## Exercise instructions
Sift the material for lines containing "przez", and return them.

>> BEGIN

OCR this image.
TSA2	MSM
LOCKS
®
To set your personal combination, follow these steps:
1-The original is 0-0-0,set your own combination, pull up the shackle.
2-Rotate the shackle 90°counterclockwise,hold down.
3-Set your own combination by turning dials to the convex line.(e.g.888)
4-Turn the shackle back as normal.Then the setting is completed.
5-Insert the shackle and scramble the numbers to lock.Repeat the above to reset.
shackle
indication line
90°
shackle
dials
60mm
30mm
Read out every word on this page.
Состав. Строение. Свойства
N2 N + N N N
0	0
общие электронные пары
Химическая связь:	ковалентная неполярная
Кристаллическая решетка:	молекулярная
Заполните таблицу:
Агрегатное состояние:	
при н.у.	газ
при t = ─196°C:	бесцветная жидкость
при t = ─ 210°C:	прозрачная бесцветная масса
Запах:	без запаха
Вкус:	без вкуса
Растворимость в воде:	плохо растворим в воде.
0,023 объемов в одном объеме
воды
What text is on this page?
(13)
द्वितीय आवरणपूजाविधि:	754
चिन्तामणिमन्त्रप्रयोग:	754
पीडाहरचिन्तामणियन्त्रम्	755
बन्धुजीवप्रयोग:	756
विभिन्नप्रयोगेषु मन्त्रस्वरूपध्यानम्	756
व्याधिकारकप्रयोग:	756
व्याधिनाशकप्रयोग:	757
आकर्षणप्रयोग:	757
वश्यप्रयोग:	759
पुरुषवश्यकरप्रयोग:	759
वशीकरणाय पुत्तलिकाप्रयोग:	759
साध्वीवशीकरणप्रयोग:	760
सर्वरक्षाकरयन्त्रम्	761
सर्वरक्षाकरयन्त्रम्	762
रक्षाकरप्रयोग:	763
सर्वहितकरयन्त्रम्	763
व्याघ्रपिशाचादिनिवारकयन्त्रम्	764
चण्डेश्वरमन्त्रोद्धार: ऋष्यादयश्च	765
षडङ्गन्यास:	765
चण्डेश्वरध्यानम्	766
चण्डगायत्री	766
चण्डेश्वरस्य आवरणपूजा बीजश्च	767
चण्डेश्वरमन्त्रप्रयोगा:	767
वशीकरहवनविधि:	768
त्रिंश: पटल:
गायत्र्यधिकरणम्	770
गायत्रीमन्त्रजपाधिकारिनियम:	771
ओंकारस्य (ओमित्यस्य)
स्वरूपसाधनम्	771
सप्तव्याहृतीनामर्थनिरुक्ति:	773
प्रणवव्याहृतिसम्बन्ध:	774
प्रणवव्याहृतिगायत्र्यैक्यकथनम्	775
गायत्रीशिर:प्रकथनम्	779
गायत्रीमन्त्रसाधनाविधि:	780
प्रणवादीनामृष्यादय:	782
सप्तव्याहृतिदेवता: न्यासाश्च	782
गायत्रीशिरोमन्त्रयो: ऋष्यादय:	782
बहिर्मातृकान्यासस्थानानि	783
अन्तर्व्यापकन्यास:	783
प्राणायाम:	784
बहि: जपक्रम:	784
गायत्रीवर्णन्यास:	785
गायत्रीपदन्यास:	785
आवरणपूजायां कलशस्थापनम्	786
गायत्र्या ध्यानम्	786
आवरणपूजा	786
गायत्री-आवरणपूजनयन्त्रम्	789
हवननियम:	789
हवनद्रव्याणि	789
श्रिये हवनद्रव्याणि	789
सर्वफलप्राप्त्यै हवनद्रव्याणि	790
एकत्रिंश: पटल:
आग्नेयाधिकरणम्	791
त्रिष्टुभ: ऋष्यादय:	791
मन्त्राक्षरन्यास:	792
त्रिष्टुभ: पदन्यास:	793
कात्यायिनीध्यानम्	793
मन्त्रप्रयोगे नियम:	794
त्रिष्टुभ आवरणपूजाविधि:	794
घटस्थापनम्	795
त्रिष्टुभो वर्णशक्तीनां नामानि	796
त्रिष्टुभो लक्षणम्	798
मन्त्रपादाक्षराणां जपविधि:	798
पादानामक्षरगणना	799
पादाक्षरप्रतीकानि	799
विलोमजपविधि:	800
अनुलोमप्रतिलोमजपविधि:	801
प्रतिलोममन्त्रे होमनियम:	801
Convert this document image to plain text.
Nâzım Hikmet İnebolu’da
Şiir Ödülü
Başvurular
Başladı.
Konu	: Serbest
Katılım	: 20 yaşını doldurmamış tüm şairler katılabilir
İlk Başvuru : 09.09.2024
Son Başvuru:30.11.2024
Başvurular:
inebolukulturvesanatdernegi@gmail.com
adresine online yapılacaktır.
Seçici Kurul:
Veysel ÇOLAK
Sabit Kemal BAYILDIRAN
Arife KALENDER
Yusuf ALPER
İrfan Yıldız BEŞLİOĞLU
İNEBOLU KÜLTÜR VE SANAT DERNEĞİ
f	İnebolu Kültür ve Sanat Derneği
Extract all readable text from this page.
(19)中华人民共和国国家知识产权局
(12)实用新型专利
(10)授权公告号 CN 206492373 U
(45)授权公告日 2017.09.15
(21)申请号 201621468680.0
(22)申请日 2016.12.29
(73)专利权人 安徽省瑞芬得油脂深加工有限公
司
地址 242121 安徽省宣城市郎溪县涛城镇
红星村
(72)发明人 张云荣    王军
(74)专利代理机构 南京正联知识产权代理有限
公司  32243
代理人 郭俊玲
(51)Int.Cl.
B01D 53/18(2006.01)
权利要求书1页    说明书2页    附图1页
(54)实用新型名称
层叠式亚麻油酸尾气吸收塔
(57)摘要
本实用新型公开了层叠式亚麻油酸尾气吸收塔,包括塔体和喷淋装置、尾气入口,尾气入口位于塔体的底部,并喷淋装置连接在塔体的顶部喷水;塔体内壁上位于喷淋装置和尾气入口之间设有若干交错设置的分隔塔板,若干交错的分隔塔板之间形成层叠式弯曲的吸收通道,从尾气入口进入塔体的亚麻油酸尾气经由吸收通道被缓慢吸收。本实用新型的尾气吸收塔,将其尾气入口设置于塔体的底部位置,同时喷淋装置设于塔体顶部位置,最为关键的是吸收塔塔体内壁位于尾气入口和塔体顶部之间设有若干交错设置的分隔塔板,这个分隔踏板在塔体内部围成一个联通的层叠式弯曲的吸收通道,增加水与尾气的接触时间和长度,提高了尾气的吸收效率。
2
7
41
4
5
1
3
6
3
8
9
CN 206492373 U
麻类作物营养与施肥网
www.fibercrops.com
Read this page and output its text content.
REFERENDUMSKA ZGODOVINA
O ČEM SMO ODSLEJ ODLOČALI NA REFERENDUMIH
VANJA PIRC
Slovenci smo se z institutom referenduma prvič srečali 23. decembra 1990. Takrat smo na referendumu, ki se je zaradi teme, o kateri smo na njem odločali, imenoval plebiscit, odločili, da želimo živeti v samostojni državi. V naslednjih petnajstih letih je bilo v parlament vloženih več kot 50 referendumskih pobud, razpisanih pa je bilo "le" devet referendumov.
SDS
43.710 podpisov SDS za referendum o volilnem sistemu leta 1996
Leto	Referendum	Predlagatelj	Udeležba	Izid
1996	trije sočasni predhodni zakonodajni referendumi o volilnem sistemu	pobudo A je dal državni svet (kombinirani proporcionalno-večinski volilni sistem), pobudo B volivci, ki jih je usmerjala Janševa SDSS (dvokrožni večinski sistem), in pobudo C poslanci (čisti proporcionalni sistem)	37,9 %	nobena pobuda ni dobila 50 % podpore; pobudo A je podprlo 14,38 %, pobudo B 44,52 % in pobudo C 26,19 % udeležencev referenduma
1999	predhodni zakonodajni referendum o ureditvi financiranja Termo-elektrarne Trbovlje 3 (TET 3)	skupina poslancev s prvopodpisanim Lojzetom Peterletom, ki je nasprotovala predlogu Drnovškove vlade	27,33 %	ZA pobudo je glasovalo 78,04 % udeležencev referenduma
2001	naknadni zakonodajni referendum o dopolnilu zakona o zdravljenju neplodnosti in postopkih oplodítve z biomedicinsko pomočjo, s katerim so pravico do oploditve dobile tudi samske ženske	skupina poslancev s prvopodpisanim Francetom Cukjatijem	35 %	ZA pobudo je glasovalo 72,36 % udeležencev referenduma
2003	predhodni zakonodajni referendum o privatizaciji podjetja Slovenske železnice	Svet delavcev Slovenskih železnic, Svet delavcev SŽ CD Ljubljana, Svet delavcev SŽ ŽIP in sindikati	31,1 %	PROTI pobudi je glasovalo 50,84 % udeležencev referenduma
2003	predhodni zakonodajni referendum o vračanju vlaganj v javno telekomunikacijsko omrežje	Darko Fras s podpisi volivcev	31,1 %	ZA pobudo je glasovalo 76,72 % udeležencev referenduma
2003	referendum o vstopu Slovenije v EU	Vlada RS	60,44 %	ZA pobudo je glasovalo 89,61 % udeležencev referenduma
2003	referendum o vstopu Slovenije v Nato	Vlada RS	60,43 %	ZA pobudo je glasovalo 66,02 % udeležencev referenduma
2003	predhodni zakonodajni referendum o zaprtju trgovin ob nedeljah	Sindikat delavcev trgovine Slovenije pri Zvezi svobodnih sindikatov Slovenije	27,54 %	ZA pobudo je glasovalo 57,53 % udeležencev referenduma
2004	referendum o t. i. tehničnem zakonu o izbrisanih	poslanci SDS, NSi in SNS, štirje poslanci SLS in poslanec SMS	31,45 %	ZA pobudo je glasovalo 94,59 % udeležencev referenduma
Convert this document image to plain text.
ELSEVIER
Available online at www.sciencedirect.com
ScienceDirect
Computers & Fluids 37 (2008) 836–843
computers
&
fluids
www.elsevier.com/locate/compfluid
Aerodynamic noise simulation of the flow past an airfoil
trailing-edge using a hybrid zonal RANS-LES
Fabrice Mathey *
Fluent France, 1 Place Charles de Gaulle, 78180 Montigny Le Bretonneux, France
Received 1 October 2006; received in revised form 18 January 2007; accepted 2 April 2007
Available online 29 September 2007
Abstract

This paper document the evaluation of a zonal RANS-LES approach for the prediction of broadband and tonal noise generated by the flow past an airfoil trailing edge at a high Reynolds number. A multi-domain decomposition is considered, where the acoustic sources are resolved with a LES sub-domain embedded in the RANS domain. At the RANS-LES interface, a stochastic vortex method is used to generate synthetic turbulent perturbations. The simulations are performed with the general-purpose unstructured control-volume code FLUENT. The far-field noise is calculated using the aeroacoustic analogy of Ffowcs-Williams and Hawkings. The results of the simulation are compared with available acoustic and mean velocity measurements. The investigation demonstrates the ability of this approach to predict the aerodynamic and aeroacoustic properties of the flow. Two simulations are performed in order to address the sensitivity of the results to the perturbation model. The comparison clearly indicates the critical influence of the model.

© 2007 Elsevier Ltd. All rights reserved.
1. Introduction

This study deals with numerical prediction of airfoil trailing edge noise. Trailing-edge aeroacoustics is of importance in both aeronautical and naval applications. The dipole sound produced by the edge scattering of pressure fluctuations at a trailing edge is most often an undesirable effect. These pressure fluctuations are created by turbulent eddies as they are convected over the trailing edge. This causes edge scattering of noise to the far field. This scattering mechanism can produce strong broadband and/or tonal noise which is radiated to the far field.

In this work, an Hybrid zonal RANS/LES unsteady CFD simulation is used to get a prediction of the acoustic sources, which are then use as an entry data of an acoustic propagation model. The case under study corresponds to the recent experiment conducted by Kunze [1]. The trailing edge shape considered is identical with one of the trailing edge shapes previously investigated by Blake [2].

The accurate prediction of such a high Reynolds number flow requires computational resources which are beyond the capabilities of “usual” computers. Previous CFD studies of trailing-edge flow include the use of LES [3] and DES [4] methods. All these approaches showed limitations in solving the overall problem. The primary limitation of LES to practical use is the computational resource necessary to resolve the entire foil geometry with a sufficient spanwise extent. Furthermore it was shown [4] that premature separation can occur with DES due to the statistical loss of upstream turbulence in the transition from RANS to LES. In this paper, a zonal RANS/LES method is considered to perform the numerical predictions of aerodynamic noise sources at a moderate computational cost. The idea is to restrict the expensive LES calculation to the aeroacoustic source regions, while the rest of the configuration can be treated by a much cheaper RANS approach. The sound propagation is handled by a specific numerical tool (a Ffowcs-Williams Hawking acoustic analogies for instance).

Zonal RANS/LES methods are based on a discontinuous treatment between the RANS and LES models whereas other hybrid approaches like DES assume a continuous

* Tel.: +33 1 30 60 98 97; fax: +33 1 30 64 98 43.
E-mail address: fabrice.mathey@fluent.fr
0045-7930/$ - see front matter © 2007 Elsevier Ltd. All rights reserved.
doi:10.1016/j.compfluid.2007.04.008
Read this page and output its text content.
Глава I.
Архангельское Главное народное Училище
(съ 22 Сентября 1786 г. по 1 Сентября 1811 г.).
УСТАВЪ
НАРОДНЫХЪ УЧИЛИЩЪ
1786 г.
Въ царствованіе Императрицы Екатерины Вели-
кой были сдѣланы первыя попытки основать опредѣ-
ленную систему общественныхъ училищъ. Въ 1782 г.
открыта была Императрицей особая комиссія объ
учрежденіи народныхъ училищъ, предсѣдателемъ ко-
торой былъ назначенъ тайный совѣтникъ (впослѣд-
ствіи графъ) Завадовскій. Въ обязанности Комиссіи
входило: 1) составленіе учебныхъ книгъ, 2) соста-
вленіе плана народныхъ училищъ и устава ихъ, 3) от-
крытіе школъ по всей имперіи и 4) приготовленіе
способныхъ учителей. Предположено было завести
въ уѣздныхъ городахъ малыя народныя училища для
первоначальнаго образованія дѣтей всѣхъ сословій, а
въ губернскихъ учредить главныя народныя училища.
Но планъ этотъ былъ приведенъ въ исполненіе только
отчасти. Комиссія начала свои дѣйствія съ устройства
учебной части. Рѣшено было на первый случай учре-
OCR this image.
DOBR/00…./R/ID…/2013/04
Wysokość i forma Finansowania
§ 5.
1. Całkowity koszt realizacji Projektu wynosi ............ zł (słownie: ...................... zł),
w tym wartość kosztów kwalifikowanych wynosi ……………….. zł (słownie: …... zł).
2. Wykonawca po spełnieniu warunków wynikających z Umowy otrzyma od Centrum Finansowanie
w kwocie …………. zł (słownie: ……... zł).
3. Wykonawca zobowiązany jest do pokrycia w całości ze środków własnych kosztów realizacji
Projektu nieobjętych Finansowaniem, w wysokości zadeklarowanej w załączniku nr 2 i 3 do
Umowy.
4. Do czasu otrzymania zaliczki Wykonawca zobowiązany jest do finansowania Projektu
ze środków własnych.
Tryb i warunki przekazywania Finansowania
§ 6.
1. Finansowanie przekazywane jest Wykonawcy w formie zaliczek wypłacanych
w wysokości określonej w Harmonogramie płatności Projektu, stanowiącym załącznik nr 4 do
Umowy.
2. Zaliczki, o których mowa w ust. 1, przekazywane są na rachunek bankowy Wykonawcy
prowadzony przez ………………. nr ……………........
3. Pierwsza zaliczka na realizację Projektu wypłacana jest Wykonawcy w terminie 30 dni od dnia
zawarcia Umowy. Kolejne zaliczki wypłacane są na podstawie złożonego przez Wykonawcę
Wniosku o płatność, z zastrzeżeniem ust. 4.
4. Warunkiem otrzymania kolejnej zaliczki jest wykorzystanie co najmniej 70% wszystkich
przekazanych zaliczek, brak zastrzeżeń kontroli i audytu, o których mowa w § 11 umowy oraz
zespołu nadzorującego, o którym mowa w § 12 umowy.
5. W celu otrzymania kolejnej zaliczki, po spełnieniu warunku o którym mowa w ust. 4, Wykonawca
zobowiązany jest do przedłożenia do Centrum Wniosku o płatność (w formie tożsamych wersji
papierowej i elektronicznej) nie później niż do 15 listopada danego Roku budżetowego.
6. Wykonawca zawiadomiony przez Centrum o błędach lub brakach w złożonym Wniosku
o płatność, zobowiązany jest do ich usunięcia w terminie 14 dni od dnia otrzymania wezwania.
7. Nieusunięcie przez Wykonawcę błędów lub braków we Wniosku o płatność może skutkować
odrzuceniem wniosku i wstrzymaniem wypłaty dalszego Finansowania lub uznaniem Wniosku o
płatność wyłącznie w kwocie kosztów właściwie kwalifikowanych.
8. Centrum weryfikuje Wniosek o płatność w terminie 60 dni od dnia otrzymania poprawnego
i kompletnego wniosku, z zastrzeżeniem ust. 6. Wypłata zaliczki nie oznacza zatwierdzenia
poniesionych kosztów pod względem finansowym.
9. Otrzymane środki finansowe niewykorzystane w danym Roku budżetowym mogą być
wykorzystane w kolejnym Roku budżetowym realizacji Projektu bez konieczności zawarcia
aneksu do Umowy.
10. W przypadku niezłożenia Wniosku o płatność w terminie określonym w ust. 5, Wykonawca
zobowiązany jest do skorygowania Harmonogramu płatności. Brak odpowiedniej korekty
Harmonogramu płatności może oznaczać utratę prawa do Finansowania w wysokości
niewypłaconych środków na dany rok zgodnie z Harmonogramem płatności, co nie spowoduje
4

>> END

## Answer to the task
prowadzony przez ………………. nr ……………........
zawarcia Umowy. Kolejne zaliczki wypłacane są na podstawie złożonego przez Wykonawcę
6. Wykonawca zawiadomiony przez Centrum o błędach lub brakach w złożonym Wniosku
7. Nieusunięcie przez Wykonawcę błędów lub braków we Wniosku o płatność może skutkować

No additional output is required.